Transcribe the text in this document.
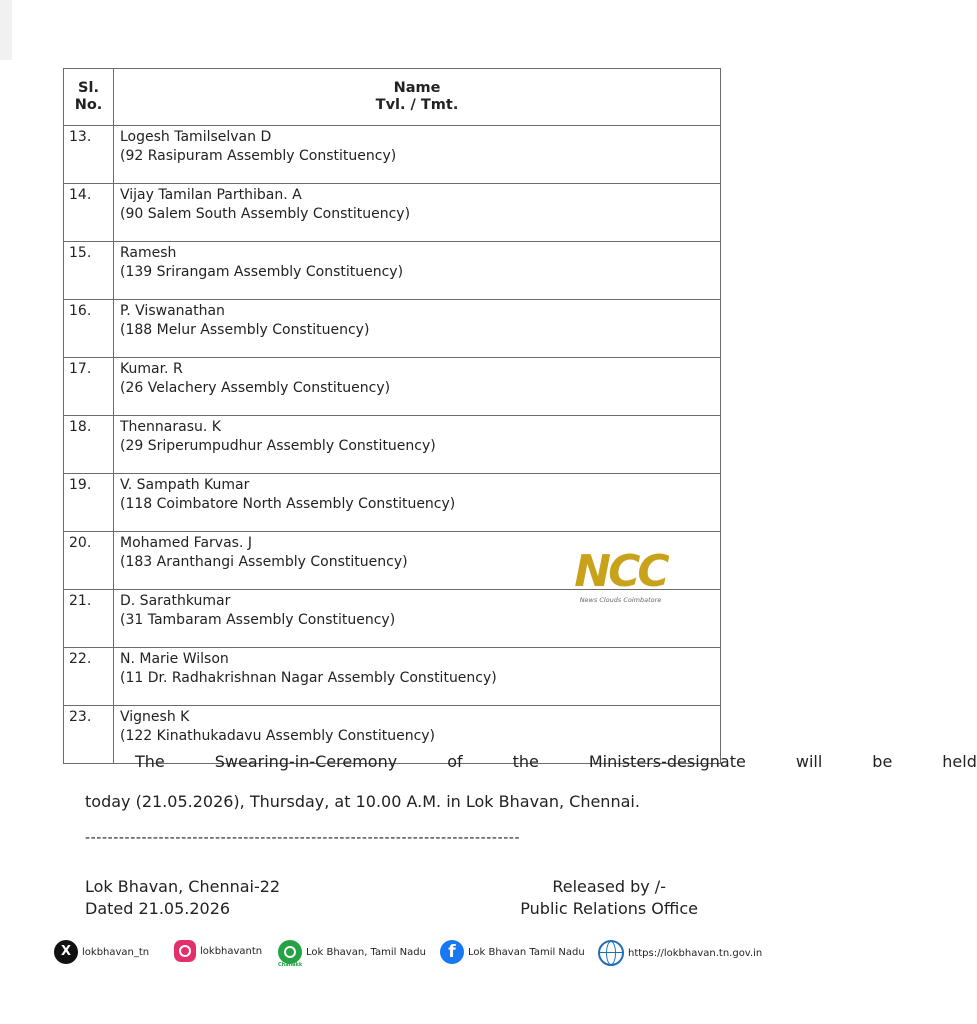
Sl.
No.	Name
Tvl. / Tmt.
13.	Logesh Tamilselvan D
(92 Rasipuram Assembly Constituency)

14.	Vijay Tamilan Parthiban. A
(90 Salem South Assembly Constituency)

15.	Ramesh
(139 Srirangam Assembly Constituency)

16.	P. Viswanathan
(188 Melur Assembly Constituency)

17.	Kumar. R
(26 Velachery Assembly Constituency)

18.	Thennarasu. K
(29 Sriperumpudhur Assembly Constituency)

19.	V. Sampath Kumar
(118 Coimbatore North Assembly Constituency)

20.	Mohamed Farvas. J
(183 Aranthangi Assembly Constituency)

21.	D. Sarathkumar
(31 Tambaram Assembly Constituency)

22.	N. Marie Wilson
(11 Dr. Radhakrishnan Nagar Assembly Constituency)

23.	Vignesh K
(122 Kinathukadavu Assembly Constituency)
NCC
News Clouds Coimbatore
The	Swearing-in-Ceremony	of	the	Ministers-designate	will	be	held
today (21.05.2026), Thursday, at 10.00 A.M. in Lok Bhavan, Chennai.
-----------------------------------------------------------------------------
Lok Bhavan, Chennai-22
Dated 21.05.2026
Released by /-
Public Relations Office
X
lokbhavan_tn	lokbhavantn	Lok Bhavan, Tamil Nadu
Chanakk
f
Lok Bhavan Tamil Nadu	https://lokbhavan.tn.gov.in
==================================================
*SET PROBLEM*.
Quote every entry exactly, with the pictures omitted.

*EXERCISE RESPONSE*.
Transcribe the text in this document.
Sl.
No.	Name
Tvl. / Tmt.
13.	Logesh Tamilselvan D
(92 Rasipuram Assembly Constituency)

14.	Vijay Tamilan Parthiban. A
(90 Salem South Assembly Constituency)

15.	Ramesh
(139 Srirangam Assembly Constituency)

16.	P. Viswanathan
(188 Melur Assembly Constituency)

17.	Kumar. R
(26 Velachery Assembly Constituency)

18.	Thennarasu. K
(29 Sriperumpudhur Assembly Constituency)

19.	V. Sampath Kumar
(118 Coimbatore North Assembly Constituency)

20.	Mohamed Farvas. J
(183 Aranthangi Assembly Constituency)

21.	D. Sarathkumar
(31 Tambaram Assembly Constituency)

22.	N. Marie Wilson
(11 Dr. Radhakrishnan Nagar Assembly Constituency)

23.	Vignesh K
(122 Kinathukadavu Assembly Constituency)
NCC
News Clouds Coimbatore
The	Swearing-in-Ceremony	of	the	Ministers-designate	will	be	held
today (21.05.2026), Thursday, at 10.00 A.M. in Lok Bhavan, Chennai.
-----------------------------------------------------------------------------
Lok Bhavan, Chennai-22
Dated 21.05.2026
Released by /-
Public Relations Office
X
lokbhavan_tn	lokbhavantn	Lok Bhavan, Tamil Nadu
Chanakk
f
Lok Bhavan Tamil Nadu	https://lokbhavan.tn.gov.in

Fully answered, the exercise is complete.